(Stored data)
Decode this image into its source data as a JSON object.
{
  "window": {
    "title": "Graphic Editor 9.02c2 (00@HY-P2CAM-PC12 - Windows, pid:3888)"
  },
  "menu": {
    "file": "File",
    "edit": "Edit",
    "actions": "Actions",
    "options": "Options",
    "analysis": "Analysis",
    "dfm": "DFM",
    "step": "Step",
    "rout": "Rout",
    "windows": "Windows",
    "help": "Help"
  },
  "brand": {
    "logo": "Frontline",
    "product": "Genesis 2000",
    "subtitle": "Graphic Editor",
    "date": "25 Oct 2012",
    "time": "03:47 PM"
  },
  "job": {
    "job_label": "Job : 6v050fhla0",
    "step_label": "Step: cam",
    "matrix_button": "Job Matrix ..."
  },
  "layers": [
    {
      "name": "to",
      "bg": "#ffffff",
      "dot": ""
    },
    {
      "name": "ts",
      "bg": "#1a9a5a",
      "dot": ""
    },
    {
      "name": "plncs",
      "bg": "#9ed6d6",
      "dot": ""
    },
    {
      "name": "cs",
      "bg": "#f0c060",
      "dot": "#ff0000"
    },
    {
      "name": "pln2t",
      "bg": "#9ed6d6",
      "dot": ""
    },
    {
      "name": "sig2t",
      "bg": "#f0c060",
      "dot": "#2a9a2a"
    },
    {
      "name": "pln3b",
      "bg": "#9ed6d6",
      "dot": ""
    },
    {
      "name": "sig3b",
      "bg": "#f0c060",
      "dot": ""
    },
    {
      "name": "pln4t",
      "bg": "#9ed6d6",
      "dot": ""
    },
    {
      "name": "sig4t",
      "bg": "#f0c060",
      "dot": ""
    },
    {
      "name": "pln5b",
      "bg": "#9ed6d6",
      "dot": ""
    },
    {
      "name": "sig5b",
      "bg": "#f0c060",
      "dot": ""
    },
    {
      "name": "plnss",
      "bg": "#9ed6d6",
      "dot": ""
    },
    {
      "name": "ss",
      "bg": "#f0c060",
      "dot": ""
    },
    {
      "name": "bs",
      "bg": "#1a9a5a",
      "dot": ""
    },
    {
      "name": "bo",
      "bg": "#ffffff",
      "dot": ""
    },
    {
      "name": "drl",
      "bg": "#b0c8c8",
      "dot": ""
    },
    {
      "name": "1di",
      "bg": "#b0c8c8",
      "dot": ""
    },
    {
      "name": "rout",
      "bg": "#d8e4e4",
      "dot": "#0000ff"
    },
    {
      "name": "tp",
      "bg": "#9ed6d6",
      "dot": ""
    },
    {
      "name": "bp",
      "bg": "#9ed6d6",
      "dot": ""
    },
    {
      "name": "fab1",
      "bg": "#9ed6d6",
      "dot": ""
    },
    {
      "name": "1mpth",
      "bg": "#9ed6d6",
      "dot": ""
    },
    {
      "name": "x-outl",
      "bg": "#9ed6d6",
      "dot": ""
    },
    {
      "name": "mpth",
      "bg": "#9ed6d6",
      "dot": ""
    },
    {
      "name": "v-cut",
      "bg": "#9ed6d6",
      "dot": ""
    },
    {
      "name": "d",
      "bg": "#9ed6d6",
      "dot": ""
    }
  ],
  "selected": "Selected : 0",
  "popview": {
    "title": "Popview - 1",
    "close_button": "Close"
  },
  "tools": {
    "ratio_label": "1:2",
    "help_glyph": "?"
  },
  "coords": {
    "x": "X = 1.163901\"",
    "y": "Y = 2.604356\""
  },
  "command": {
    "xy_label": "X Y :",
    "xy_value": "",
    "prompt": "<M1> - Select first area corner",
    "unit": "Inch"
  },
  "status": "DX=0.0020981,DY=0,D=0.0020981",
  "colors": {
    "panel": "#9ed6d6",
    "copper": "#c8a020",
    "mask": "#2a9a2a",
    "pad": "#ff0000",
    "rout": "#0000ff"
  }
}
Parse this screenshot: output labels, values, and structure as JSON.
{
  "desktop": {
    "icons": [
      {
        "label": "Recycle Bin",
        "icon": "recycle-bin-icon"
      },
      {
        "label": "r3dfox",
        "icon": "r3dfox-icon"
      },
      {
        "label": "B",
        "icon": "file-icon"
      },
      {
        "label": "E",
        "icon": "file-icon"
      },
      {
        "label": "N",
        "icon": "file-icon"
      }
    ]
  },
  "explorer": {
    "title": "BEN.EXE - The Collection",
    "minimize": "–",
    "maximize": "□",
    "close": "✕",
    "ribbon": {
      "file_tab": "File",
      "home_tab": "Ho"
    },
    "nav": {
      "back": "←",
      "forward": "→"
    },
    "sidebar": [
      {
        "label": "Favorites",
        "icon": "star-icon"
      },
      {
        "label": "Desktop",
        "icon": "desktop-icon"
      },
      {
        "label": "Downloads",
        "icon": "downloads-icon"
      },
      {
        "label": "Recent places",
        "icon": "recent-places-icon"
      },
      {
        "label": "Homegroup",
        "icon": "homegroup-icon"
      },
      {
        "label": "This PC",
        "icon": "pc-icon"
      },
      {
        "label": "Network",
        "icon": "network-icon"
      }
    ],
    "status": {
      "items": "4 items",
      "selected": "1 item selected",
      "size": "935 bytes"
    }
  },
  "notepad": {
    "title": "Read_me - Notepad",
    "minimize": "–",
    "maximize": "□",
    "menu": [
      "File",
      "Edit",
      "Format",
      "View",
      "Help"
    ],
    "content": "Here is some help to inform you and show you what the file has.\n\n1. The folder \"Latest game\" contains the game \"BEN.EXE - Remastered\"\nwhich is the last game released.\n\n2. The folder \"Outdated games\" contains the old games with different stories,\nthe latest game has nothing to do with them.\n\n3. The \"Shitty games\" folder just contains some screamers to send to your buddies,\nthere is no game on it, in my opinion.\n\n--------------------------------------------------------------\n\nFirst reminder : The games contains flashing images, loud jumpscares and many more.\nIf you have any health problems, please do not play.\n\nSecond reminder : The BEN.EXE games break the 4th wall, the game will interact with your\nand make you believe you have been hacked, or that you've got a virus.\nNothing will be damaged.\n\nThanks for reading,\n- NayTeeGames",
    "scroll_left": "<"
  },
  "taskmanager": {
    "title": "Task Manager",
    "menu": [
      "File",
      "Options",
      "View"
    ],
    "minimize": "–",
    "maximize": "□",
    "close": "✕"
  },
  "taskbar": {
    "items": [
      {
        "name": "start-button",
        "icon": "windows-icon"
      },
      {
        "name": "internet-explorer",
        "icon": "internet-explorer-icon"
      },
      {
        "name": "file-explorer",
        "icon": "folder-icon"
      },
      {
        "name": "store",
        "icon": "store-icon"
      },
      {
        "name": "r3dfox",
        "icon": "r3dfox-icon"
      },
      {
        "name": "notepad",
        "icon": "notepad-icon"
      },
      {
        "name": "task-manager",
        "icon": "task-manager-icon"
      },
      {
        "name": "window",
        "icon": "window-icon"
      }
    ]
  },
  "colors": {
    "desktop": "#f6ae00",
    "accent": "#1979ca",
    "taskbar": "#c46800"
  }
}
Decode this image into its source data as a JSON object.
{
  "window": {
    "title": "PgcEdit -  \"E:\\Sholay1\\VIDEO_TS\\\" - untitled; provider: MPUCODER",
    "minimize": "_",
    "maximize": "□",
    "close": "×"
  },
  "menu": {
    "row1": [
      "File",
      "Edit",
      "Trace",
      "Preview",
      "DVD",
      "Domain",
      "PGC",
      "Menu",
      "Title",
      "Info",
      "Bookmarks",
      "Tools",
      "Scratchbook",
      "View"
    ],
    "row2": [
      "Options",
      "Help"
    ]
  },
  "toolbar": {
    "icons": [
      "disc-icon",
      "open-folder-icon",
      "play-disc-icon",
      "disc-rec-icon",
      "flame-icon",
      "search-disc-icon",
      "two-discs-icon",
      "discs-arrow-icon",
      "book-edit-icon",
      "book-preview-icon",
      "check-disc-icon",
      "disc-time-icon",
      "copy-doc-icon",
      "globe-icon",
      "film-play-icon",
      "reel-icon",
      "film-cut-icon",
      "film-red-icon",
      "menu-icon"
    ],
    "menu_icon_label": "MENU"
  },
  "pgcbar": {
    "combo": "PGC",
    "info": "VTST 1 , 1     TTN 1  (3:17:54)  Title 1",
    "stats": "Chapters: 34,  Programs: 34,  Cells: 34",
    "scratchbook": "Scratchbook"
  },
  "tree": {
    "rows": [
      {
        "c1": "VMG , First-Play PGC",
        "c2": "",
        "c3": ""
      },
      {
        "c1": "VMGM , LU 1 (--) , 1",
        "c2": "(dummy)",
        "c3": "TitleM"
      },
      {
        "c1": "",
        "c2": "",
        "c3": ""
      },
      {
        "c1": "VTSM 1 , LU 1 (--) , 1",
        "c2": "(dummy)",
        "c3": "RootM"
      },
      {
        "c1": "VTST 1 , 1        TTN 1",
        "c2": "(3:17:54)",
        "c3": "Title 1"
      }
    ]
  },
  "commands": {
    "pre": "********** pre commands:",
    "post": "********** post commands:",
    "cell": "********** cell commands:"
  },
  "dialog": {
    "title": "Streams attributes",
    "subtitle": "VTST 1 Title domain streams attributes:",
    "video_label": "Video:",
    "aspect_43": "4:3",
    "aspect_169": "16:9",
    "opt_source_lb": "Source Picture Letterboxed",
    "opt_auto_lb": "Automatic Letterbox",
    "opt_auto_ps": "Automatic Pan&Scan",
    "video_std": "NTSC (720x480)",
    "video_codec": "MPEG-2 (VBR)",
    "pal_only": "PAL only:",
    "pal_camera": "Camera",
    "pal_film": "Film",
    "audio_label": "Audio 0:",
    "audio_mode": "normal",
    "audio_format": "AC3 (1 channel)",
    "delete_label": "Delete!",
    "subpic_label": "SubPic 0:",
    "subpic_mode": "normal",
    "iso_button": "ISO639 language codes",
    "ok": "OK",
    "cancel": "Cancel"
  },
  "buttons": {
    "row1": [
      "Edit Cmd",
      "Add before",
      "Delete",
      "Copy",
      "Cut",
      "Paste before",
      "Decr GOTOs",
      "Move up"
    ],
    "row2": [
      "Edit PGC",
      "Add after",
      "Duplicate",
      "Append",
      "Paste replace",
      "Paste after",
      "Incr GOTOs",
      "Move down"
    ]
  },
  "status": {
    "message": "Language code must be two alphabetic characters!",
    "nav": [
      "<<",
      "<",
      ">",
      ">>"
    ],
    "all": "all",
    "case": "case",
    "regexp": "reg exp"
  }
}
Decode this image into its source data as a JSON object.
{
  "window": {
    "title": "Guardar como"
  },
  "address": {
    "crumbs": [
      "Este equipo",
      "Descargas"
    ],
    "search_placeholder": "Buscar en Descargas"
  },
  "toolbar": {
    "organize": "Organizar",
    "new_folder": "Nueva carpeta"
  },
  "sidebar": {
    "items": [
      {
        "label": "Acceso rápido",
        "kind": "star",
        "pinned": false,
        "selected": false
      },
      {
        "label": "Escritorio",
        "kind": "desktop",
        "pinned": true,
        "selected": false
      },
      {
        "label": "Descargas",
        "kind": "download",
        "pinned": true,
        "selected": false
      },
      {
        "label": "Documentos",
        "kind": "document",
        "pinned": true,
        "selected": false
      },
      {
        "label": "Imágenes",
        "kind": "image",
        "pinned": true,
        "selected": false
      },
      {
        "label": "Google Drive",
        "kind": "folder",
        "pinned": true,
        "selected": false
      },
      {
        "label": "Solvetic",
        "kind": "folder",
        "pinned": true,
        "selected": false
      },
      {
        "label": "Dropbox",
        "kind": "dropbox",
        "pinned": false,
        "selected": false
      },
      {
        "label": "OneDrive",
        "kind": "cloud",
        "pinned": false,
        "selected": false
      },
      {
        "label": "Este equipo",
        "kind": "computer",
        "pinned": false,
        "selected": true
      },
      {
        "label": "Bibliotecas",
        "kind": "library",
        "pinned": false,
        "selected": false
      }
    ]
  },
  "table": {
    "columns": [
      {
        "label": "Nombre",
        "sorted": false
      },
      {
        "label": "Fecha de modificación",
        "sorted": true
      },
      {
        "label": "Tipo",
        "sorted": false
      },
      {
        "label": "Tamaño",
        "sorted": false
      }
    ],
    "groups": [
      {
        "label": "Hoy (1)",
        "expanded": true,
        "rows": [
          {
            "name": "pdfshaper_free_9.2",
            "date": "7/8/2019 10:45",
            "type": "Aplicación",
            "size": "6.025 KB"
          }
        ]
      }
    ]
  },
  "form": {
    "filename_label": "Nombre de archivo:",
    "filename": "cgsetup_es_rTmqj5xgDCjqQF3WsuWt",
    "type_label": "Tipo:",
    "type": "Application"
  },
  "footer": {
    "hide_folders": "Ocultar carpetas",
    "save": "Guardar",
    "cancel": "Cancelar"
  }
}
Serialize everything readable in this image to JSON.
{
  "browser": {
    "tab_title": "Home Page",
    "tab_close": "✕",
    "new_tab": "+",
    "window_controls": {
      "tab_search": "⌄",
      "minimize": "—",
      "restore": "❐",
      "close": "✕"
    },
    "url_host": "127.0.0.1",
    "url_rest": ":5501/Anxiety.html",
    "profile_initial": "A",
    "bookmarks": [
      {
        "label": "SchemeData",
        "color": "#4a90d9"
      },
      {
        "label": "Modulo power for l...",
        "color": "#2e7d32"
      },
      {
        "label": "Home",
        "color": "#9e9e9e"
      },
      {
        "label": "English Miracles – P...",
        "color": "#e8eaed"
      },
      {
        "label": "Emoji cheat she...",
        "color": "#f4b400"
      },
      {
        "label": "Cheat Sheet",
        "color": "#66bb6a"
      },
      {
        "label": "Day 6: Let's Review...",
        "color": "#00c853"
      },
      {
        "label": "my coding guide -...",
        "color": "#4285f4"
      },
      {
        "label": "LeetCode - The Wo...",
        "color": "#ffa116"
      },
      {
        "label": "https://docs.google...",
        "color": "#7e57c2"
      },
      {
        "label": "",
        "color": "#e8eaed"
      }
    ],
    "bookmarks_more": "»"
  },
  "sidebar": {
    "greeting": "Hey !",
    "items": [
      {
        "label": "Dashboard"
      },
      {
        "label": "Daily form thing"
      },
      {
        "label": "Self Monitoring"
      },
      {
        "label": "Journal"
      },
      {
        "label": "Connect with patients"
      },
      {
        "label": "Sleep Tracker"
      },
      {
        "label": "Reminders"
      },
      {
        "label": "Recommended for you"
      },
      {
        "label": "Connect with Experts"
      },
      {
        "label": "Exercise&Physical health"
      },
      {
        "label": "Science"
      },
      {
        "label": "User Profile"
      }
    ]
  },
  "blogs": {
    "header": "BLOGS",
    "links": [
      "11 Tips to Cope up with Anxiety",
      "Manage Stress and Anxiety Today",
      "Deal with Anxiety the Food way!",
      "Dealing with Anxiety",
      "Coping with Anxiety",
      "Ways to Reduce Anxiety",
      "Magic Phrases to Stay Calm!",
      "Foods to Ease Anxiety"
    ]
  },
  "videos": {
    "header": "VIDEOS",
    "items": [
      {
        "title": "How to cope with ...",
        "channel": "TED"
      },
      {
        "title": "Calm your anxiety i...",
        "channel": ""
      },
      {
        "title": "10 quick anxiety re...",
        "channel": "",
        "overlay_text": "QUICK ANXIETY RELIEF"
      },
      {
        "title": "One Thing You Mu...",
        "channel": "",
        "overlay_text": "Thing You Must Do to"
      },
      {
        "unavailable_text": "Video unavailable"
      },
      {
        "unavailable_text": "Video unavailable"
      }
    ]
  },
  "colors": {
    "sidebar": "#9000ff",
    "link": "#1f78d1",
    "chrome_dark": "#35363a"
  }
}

-- WHAT THE EXERCISE ASKS --
Answer with one number, namely the count of lines in the entries that include the word "Connect".

-- ANSWER FOR THE TASK --
2